DATA SUPPLIED -
^^^^^^^^^^^^^^^^
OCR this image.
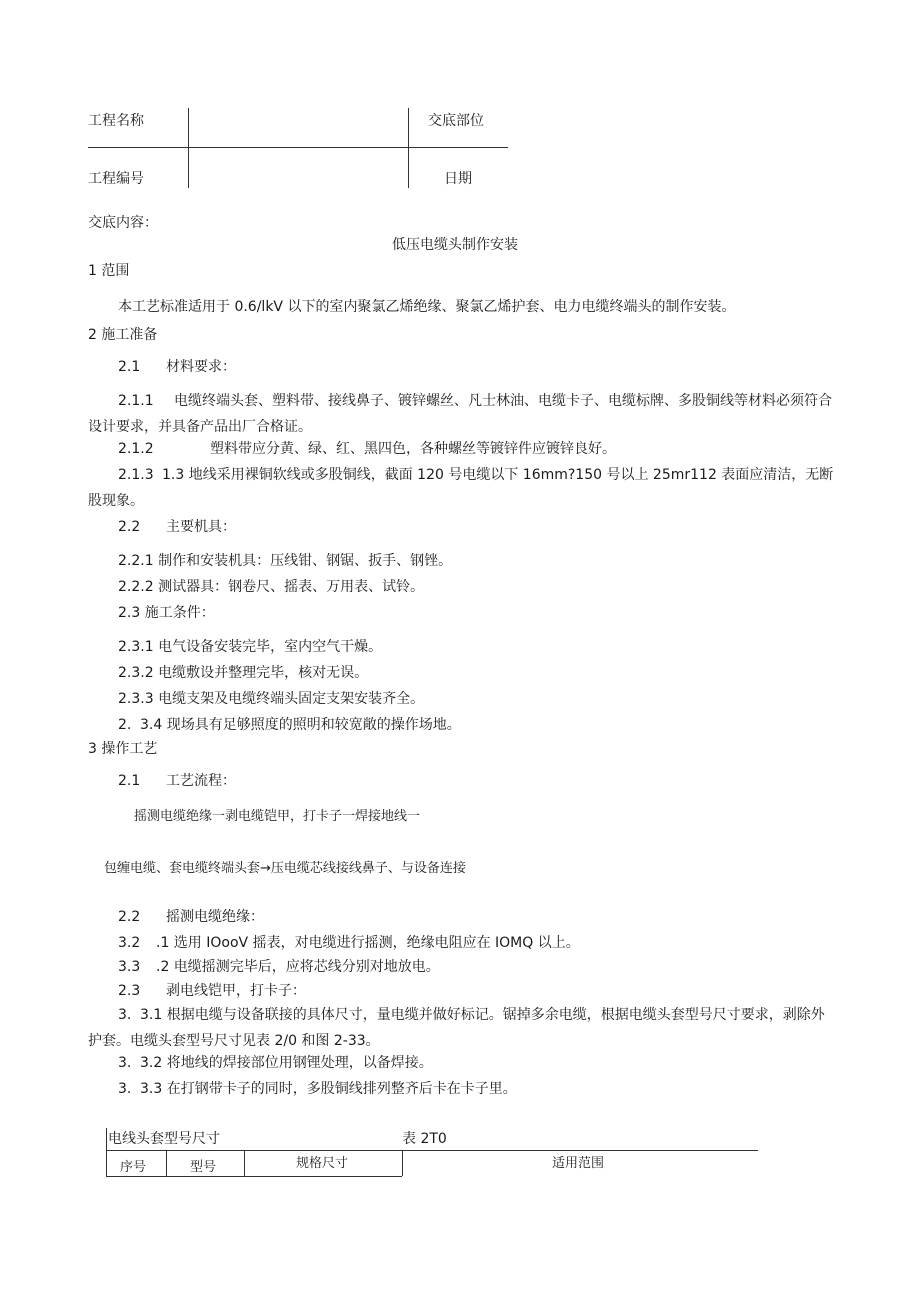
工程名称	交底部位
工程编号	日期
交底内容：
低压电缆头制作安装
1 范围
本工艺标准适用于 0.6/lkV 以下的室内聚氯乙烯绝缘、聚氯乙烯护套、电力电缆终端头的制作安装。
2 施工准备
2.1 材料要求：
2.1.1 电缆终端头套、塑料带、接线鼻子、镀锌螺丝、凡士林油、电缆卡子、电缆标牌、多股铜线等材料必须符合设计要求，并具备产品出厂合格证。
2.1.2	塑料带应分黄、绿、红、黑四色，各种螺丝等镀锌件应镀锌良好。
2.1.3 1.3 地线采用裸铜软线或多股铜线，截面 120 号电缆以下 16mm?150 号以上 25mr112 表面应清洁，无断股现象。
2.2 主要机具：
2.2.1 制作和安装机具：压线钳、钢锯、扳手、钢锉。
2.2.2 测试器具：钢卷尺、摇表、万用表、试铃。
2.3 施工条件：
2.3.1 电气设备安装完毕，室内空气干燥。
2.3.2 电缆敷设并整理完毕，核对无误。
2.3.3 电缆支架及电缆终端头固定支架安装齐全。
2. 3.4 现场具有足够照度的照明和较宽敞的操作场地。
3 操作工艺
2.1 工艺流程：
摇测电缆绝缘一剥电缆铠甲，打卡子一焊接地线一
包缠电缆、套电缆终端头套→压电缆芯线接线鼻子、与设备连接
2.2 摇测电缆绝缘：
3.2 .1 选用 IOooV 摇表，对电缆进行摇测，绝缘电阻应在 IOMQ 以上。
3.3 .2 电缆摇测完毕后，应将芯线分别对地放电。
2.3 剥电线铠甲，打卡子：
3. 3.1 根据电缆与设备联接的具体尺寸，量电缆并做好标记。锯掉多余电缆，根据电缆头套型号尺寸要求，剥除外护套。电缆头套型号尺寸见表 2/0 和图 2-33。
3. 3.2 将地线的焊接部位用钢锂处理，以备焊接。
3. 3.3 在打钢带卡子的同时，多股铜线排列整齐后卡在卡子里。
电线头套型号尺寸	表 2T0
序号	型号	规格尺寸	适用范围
^^^^^^^^^^^^^^^^
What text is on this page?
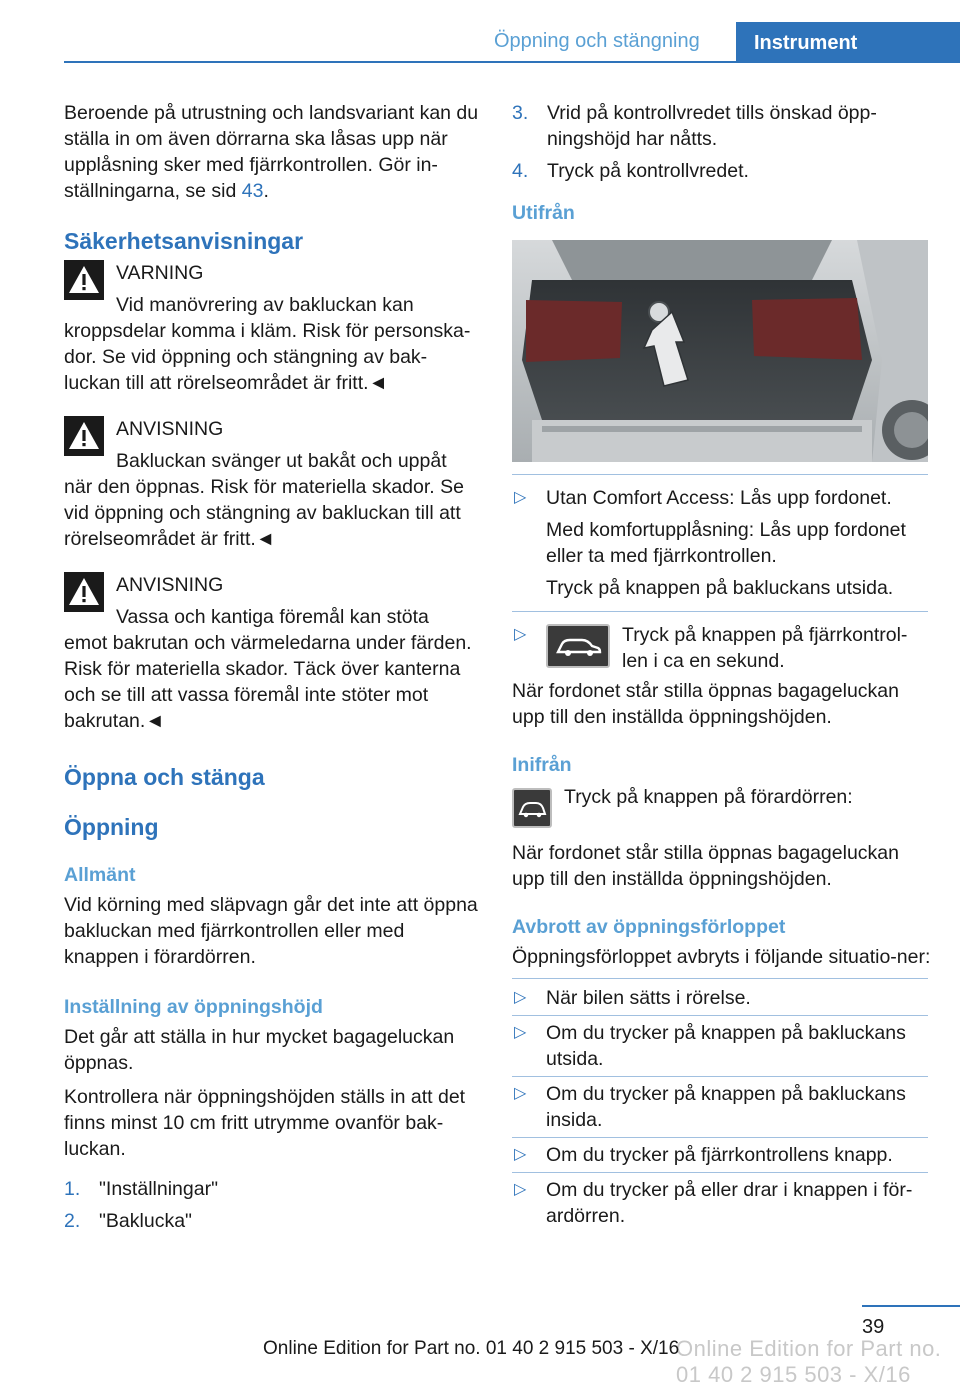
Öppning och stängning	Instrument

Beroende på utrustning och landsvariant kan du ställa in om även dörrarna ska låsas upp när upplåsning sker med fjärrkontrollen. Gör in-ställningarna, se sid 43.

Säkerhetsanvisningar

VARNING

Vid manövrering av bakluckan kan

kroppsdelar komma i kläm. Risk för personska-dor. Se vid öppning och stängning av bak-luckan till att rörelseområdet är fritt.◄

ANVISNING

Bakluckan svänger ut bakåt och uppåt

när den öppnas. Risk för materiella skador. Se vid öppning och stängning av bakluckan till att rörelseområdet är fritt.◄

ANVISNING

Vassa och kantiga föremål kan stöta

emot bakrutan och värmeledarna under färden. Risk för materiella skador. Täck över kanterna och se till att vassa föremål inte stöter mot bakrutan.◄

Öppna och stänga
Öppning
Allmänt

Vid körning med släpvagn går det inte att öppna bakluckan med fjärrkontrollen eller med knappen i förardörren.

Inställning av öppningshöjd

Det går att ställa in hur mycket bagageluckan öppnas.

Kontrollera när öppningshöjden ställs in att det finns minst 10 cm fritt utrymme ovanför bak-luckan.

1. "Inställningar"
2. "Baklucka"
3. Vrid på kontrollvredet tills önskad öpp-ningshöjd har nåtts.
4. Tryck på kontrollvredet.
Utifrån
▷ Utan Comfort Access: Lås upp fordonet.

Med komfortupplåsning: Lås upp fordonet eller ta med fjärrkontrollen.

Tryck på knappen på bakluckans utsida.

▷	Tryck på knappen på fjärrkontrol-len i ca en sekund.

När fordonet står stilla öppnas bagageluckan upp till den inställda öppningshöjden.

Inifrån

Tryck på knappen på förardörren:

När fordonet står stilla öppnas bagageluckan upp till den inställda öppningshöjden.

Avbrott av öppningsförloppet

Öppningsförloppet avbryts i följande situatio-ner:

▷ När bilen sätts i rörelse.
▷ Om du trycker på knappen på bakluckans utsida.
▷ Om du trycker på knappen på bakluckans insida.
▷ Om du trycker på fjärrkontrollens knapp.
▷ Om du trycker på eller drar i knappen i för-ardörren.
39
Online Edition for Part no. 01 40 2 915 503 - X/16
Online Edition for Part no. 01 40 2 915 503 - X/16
^^^^^^^^^^^^^^^^
WHAT YOU HAVE TO DO -
In the records above, how many lines contain the string "rörelseområdet"? State that number only.

WRITTEN ANSWER -
2